***** INFORMATION SHOWN
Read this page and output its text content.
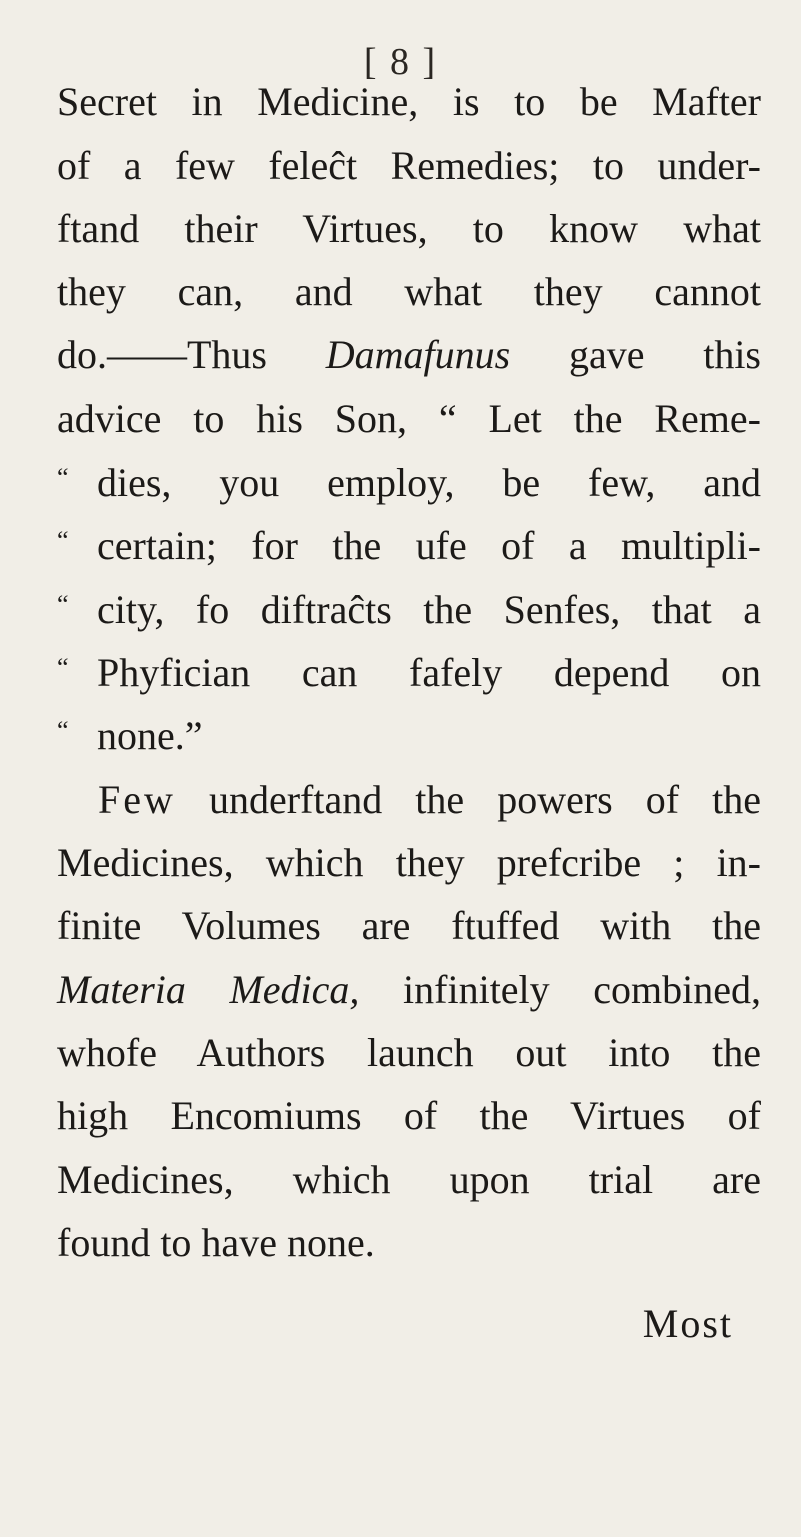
[ 8 ]
Secret in Medicine, is to be Mafter
of a few feleĉt Remedies; to under-
ftand their Virtues, to know what
they can, and what they cannot
do.——Thus Damafunus gave this
advice to his Son, “ Let the Reme-
“ dies, you employ, be few, and
“ certain; for the ufe of a multipli-
“ city, fo diftraĉts the Senfes, that a
“ Phyfician can fafely depend on
“ none.”
Few underftand the powers of the
Medicines, which they prefcribe ; in-
finite Volumes are ftuffed with the
Materia Medica, infinitely combined,
whofe Authors launch out into the
high Encomiums of the Virtues of
Medicines, which upon trial are
found to have none.
Most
**********
WORK TO COMPLETE: Would you return the data exactly as written, without the pictures?

TASK RESPONSE:
Read this page and output its text content.
[ 8 ]
Secret in Medicine, is to be Mafter
of a few feleĉt Remedies; to under-
ftand their Virtues, to know what
they can, and what they cannot
do.——Thus Damafunus gave this
advice to his Son, “ Let the Reme-
“ dies, you employ, be few, and
“ certain; for the ufe of a multipli-
“ city, fo diftraĉts the Senfes, that a
“ Phyfician can fafely depend on
“ none.”
Few underftand the powers of the
Medicines, which they prefcribe ; in-
finite Volumes are ftuffed with the
Materia Medica, infinitely combined,
whofe Authors launch out into the
high Encomiums of the Virtues of
Medicines, which upon trial are
found to have none.
Most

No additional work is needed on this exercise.